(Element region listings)
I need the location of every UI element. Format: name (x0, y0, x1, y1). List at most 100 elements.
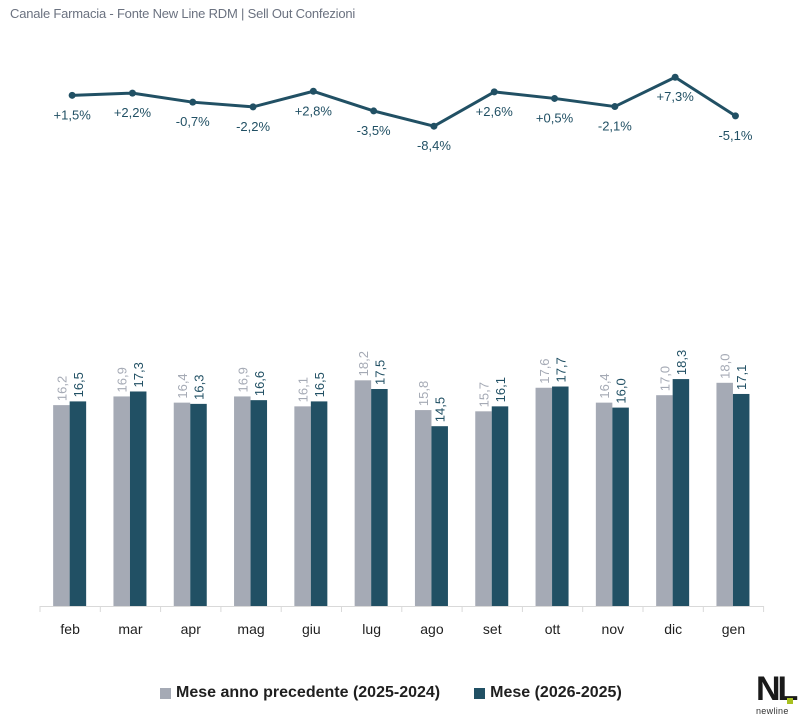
bar-label-previous-nov: 16,4 (597, 373, 612, 398)
bar-label-previous-dic: 17,0 (657, 366, 672, 391)
trend-label-mag: -2,2% (236, 119, 270, 134)
trend-point-feb (68, 91, 76, 99)
bar-current-mag (250, 400, 268, 606)
bar-label-previous-feb: 16,2 (54, 376, 69, 401)
legend-swatch-current-year (474, 687, 486, 699)
x-tick-label-gen: gen (722, 621, 745, 637)
legend-swatch-previous-year (160, 687, 171, 699)
trend-point-giu (309, 87, 317, 95)
bar-label-current-giu: 16,5 (312, 372, 327, 397)
trend-point-gen (731, 112, 739, 120)
logo-word: newline (756, 706, 789, 716)
bar-previous-dic (656, 395, 673, 606)
bar-label-current-apr: 16,3 (192, 375, 207, 400)
bar-current-nov (612, 407, 629, 606)
bar-label-previous-set: 15,7 (477, 382, 492, 407)
trend-point-mar (128, 89, 136, 97)
bar-label-previous-mar: 16,9 (115, 367, 130, 392)
bar-previous-apr (173, 402, 191, 606)
bar-current-giu (310, 401, 328, 606)
trend-label-feb: +1,5% (54, 107, 92, 122)
trend-label-ago: -8,4% (417, 138, 451, 153)
x-tick-label-feb: feb (60, 621, 80, 637)
legend-label-previous-year: Mese anno precedente (2025-2024) (176, 684, 441, 701)
bar-label-previous-apr: 16,4 (175, 373, 190, 398)
newline-logo: NL newline (756, 672, 798, 718)
x-tick-label-dic: dic (664, 621, 682, 637)
bar-label-current-dic: 18,3 (674, 350, 689, 375)
bar-label-previous-lug: 18,2 (356, 351, 371, 376)
x-tick-label-mag: mag (237, 621, 264, 637)
x-tick-label-ago: ago (420, 621, 444, 637)
trend-point-ago (430, 122, 438, 130)
x-tick-label-set: set (483, 621, 502, 637)
trend-label-set: +2,6% (476, 104, 514, 119)
bar-previous-ago (414, 410, 432, 606)
trend-label-nov: -2,1% (598, 119, 632, 134)
bar-label-current-mag: 16,6 (252, 371, 267, 396)
bar-previous-mar (113, 396, 130, 606)
bar-label-current-set: 16,1 (493, 377, 508, 402)
bar-label-current-nov: 16,0 (614, 378, 629, 403)
bar-current-feb (69, 401, 87, 606)
trend-point-nov (611, 103, 619, 111)
bar-label-previous-mag: 16,9 (235, 367, 250, 392)
bar-previous-feb (53, 405, 70, 606)
bar-label-previous-ott: 17,6 (537, 358, 552, 383)
bar-current-mar (129, 391, 147, 606)
trend-label-dic: +7,3% (657, 89, 695, 104)
legend-item-current-year: Mese (2026-2025) (474, 684, 622, 702)
x-tick-label-apr: apr (181, 621, 202, 637)
bar-previous-giu (294, 406, 311, 606)
trend-point-mag (249, 103, 257, 111)
legend-label-current-year: Mese (2026-2025) (490, 684, 622, 701)
bar-current-set (491, 406, 509, 606)
bar-current-apr (190, 403, 207, 606)
x-tick-label-mar: mar (118, 621, 142, 637)
bar-previous-set (475, 411, 492, 606)
bar-previous-ott (535, 387, 553, 606)
line-chart: +1,5% +2,2% -0,7% -2,2% +2,8% -3,5% -8,4% +2,6%… (54, 73, 753, 153)
bar-label-current-gen: 17,1 (734, 365, 749, 390)
x-tick-label-nov: nov (602, 621, 625, 637)
bar-label-current-lug: 17,5 (372, 360, 387, 385)
bar-current-lug (371, 389, 388, 606)
bar-current-gen (732, 393, 750, 606)
chart-canvas: +1,5% +2,2% -0,7% -2,2% +2,8% -3,5% -8,4% +2,6%… (39, 73, 765, 637)
x-tick-label-lug: lug (362, 621, 381, 637)
bar-label-previous-gen: 18,0 (718, 353, 733, 378)
trend-point-apr (189, 98, 197, 106)
bar-current-ago (431, 426, 448, 606)
bar-label-previous-giu: 16,1 (296, 377, 311, 402)
trend-point-lug (370, 107, 378, 115)
legend: Mese anno precedente (2025-2024) Mese (2… (160, 684, 656, 702)
x-axis: feb mar apr mag giu lug ago set ott nov dic gen (39, 606, 765, 637)
trend-label-giu: +2,8% (295, 103, 333, 118)
trend-point-dic (671, 73, 679, 81)
legend-item-previous-year: Mese anno precedente (2025-2024) (160, 684, 440, 702)
trend-label-lug: -3,5% (357, 123, 391, 138)
bar-label-current-ago: 14,5 (433, 397, 448, 422)
bar-previous-gen (716, 382, 733, 606)
bar-chart: 16,2 16,9 16,4 16,9 16,1 18,2 15,8 15,7 17,6 16,4… (53, 350, 750, 606)
trend-point-set (490, 88, 498, 96)
bar-previous-mag (234, 396, 251, 606)
bar-label-current-feb: 16,5 (71, 372, 86, 397)
bar-previous-lug (354, 380, 372, 606)
bar-label-current-ott: 17,7 (553, 357, 568, 382)
trend-label-mar: +2,2% (114, 105, 152, 120)
x-tick-label-ott: ott (545, 621, 561, 637)
trend-label-ott: +0,5% (536, 110, 574, 125)
trend-point-ott (551, 94, 559, 102)
logo-dot (787, 698, 793, 704)
bar-current-dic (672, 379, 690, 606)
bar-current-ott (552, 386, 569, 606)
trend-label-apr: -0,7% (176, 114, 210, 129)
chart-title: Canale Farmacia - Fonte New Line RDM | S… (10, 6, 356, 21)
bar-previous-nov (595, 402, 613, 606)
trend-line (72, 75, 737, 128)
bar-label-previous-ago: 15,8 (416, 381, 431, 406)
bar-label-current-mar: 17,3 (131, 362, 146, 387)
trend-label-gen: -5,1% (718, 128, 752, 143)
x-tick-label-giu: giu (302, 621, 321, 637)
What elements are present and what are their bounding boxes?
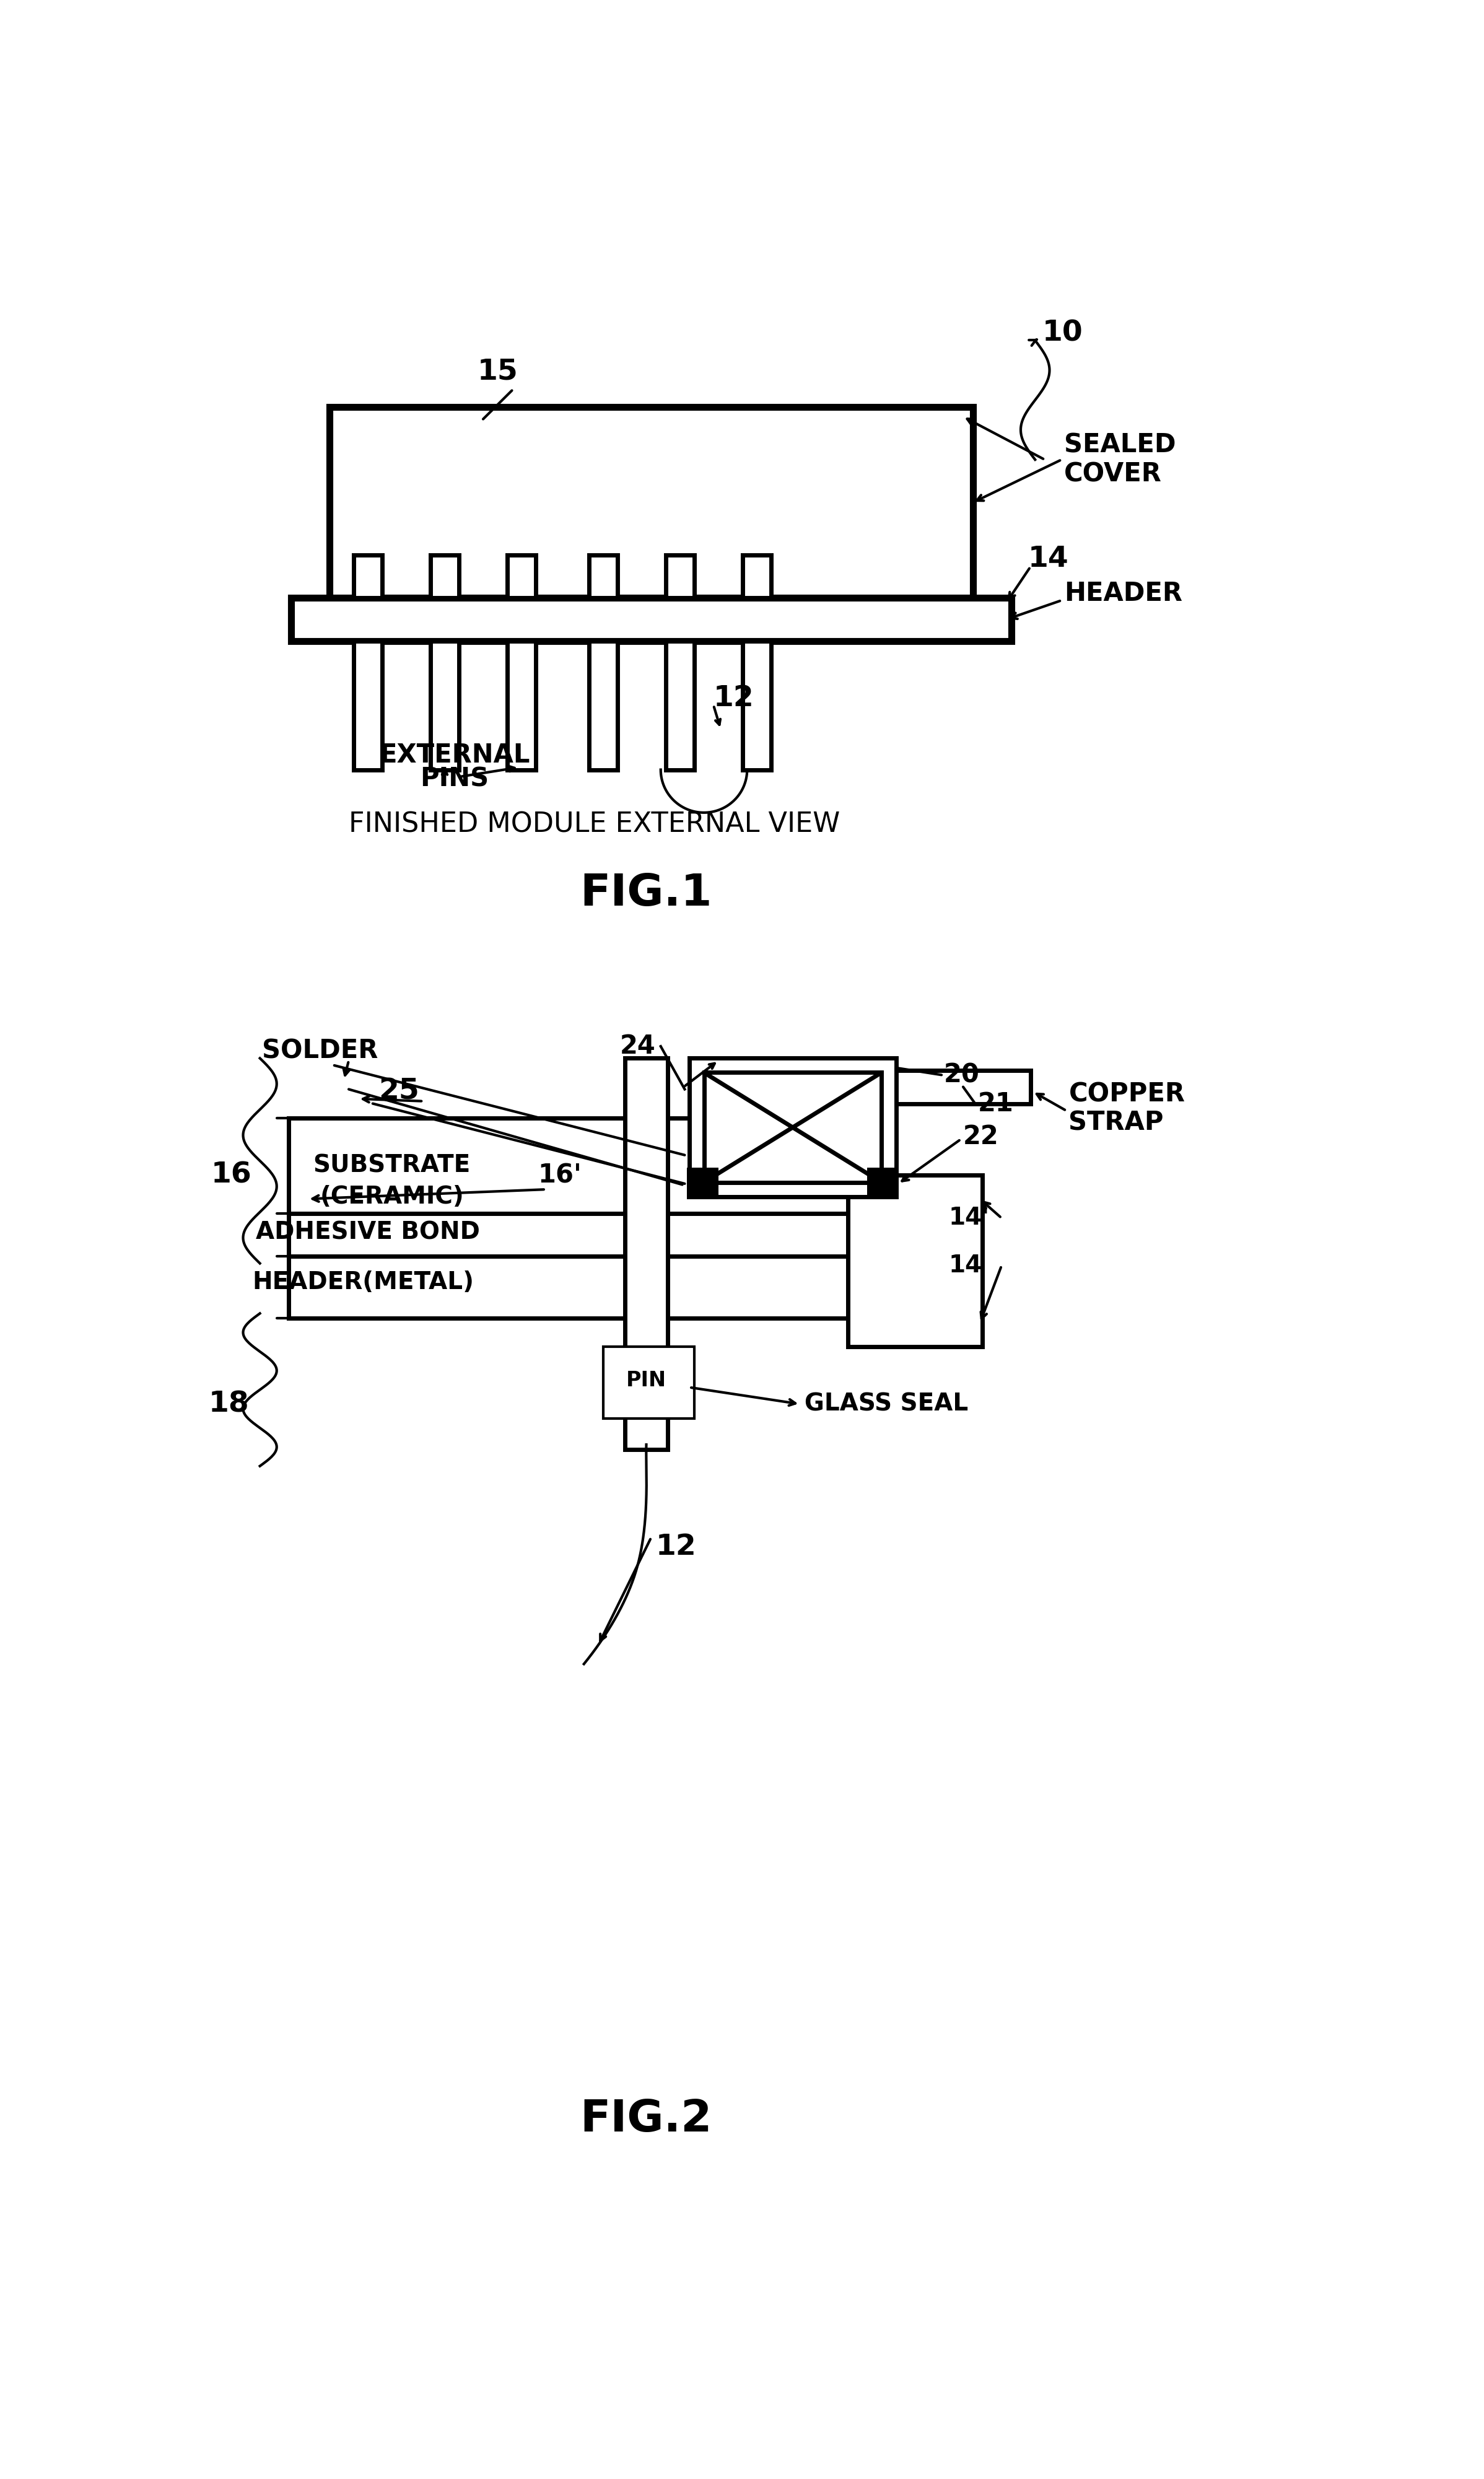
Text: 21: 21	[978, 1091, 1014, 1116]
Bar	[687, 1168, 718, 1200]
Bar	[665, 555, 695, 597]
Bar	[289, 1212, 847, 1257]
Bar	[589, 642, 617, 768]
Text: 15: 15	[478, 357, 518, 384]
Text: PINS: PINS	[420, 766, 488, 793]
Text: FIG.2: FIG.2	[580, 2097, 712, 2142]
Bar	[353, 555, 383, 597]
Text: 24: 24	[620, 1034, 656, 1059]
Text: PIN: PIN	[626, 1371, 666, 1391]
Text: 16': 16'	[539, 1163, 582, 1187]
Bar	[603, 1346, 695, 1418]
Bar	[867, 1168, 898, 1200]
Text: 18: 18	[208, 1391, 249, 1418]
Text: 16: 16	[211, 1160, 251, 1190]
Bar	[665, 642, 695, 768]
Text: HEADER: HEADER	[1064, 580, 1183, 607]
Text: HEADER(METAL): HEADER(METAL)	[252, 1272, 473, 1294]
Text: 10: 10	[1042, 320, 1083, 347]
Text: 14: 14	[948, 1254, 982, 1277]
Text: ADHESIVE BOND: ADHESIVE BOND	[255, 1220, 479, 1244]
Bar	[896, 1071, 1030, 1103]
Text: STRAP: STRAP	[1068, 1111, 1163, 1135]
Bar	[508, 642, 536, 768]
Text: FINISHED MODULE EXTERNAL VIEW: FINISHED MODULE EXTERNAL VIEW	[349, 811, 840, 838]
Bar	[742, 555, 772, 597]
Text: COVER: COVER	[1064, 461, 1162, 486]
Text: 22: 22	[963, 1123, 999, 1150]
Bar	[508, 555, 536, 597]
Bar	[329, 407, 972, 597]
Text: 20: 20	[944, 1061, 979, 1088]
Text: 14: 14	[1028, 545, 1068, 573]
Bar	[430, 555, 459, 597]
Bar	[589, 555, 617, 597]
Text: GLASS SEAL: GLASS SEAL	[804, 1393, 969, 1416]
Bar	[742, 642, 772, 768]
Bar	[353, 642, 383, 768]
Text: SEALED: SEALED	[1064, 431, 1175, 459]
Text: 12: 12	[714, 684, 754, 711]
Text: SOLDER: SOLDER	[261, 1039, 378, 1063]
Text: FIG.1: FIG.1	[580, 873, 712, 915]
Text: COPPER: COPPER	[1068, 1081, 1186, 1108]
Bar	[289, 1257, 847, 1319]
Text: 25: 25	[378, 1078, 420, 1106]
Bar	[430, 642, 459, 768]
Bar	[291, 597, 1011, 642]
Bar	[625, 1059, 668, 1450]
Text: 14': 14'	[948, 1207, 990, 1230]
Bar	[703, 1073, 881, 1182]
Text: (CERAMIC): (CERAMIC)	[321, 1185, 464, 1207]
Bar	[847, 1175, 982, 1346]
Text: 12: 12	[656, 1532, 696, 1562]
Bar	[690, 1059, 896, 1197]
Text: SUBSTRATE: SUBSTRATE	[313, 1153, 470, 1178]
Text: EXTERNAL: EXTERNAL	[378, 741, 530, 768]
Bar	[289, 1118, 847, 1212]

▸ Job
Starting at the line containing "bar-label-previous-nov: 16,4 (597, 373, 612, 398)" and ending at the line containing "x-tick-label-gen: gen (722, 621, 745, 637)", rename "previous" to "prior" wherever it occurs, leaving everything else unchanged. Give only those lines.

▸ Solution to the problem
bar-label-prior-nov: 16,4 (597, 373, 612, 398)
bar-label-prior-dic: 17,0 (657, 366, 672, 391)
trend-label-mag: -2,2% (236, 119, 270, 134)
trend-point-feb (68, 91, 76, 99)
bar-current-mag (250, 400, 268, 606)
bar-label-prior-feb: 16,2 (54, 376, 69, 401)
legend-swatch-current-year (474, 687, 486, 699)
x-tick-label-gen: gen (722, 621, 745, 637)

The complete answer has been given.